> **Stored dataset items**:
___

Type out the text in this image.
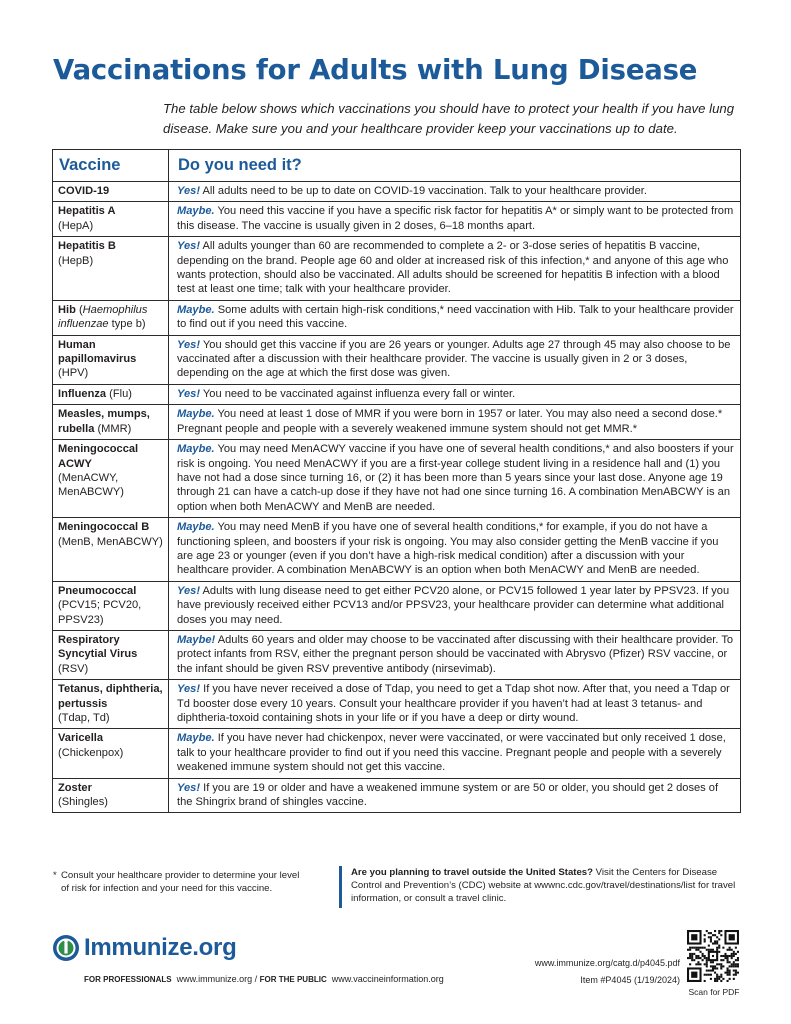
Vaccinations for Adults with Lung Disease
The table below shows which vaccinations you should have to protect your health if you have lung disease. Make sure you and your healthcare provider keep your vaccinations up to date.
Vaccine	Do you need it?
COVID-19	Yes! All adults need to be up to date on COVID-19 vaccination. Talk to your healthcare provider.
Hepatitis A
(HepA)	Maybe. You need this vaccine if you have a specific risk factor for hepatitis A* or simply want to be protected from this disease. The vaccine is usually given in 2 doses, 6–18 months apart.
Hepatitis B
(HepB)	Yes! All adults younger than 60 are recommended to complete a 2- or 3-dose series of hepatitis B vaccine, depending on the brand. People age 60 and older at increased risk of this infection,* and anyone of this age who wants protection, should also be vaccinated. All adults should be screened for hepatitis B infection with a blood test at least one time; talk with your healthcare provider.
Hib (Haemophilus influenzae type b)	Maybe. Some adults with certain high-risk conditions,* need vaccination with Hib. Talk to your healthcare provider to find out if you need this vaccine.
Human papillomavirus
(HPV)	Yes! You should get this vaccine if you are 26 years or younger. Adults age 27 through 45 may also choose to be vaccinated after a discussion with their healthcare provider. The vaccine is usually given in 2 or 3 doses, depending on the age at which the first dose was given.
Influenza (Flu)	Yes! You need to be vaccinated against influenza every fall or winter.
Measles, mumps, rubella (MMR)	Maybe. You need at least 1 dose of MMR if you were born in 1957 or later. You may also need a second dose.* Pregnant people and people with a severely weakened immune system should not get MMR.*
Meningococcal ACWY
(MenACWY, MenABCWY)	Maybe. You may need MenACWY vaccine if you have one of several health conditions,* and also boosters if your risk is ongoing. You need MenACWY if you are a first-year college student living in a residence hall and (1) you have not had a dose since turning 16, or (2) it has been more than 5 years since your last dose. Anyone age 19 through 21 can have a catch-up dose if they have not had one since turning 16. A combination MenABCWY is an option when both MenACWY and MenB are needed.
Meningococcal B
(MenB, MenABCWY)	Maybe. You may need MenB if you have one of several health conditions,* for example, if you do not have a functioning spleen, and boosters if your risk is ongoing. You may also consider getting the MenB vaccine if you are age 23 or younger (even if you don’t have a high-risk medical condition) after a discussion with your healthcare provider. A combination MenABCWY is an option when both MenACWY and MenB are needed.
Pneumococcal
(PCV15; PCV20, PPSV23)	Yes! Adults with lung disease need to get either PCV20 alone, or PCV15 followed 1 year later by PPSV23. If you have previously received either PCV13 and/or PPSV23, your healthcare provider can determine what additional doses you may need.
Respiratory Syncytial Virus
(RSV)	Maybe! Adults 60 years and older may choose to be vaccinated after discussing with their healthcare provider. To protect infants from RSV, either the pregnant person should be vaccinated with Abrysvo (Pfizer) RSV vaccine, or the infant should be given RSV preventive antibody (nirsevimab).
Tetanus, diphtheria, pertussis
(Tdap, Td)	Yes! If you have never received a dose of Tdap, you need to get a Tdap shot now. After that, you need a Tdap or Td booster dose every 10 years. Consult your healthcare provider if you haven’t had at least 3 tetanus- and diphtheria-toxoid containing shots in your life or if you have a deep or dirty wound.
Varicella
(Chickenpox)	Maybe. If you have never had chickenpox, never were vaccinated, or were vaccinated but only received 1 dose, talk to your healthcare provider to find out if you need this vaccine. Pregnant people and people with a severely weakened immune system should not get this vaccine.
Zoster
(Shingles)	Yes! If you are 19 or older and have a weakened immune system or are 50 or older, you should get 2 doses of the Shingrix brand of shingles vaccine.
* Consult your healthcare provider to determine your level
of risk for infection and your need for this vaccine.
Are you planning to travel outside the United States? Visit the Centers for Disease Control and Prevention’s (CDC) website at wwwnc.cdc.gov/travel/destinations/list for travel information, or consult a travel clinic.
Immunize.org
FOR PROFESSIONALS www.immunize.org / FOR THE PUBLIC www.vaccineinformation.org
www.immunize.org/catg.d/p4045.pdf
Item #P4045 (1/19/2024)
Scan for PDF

___

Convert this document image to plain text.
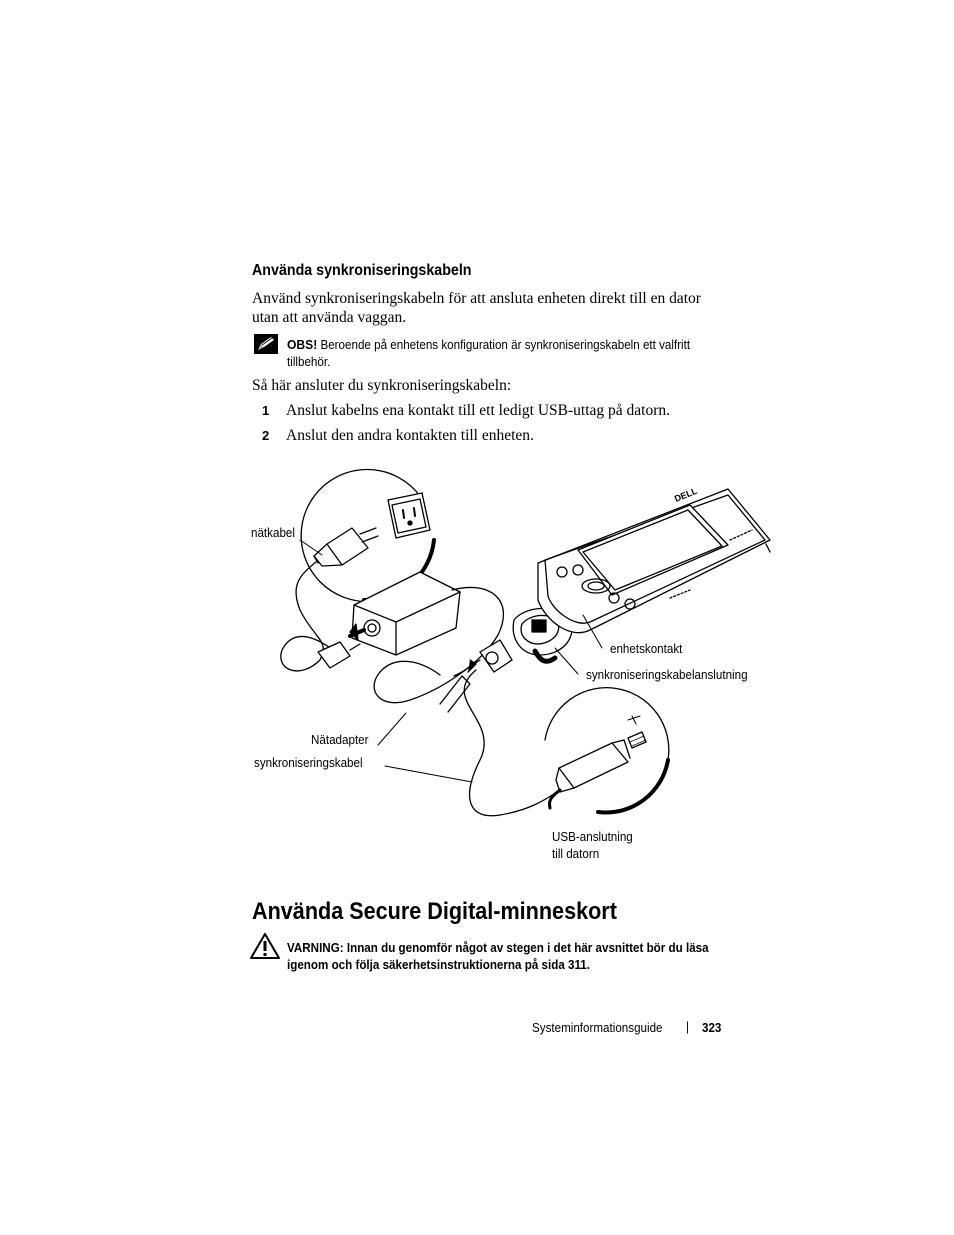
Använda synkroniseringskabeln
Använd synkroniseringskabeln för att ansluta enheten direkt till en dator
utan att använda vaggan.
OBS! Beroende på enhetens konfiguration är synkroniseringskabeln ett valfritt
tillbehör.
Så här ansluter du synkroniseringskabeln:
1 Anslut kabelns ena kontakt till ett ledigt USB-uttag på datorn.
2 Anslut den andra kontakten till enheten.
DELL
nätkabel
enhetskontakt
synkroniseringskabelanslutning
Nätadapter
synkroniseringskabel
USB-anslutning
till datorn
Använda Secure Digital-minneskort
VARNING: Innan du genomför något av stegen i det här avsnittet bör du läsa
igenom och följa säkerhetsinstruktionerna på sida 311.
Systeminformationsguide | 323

___

> **WHAT YOU WILL DO**:
Of the lines above, copy each one that contains the word "their".

> **RESULT FOR THIS TASK**:
(HPV)	Yes! You should get this vaccine if you are 26 years or younger. Adults age 27 through 45 may also choose to be vaccinated after a discussion with their healthcare provider. The vaccine is usually given in 2 or 3 doses, depending on the age at which the first dose was given.
(RSV)	Maybe! Adults 60 years and older may choose to be vaccinated after discussing with their healthcare provider. To protect infants from RSV, either the pregnant person should be vaccinated with Abrysvo (Pfizer) RSV vaccine, or the infant should be given RSV preventive antibody (nirsevimab).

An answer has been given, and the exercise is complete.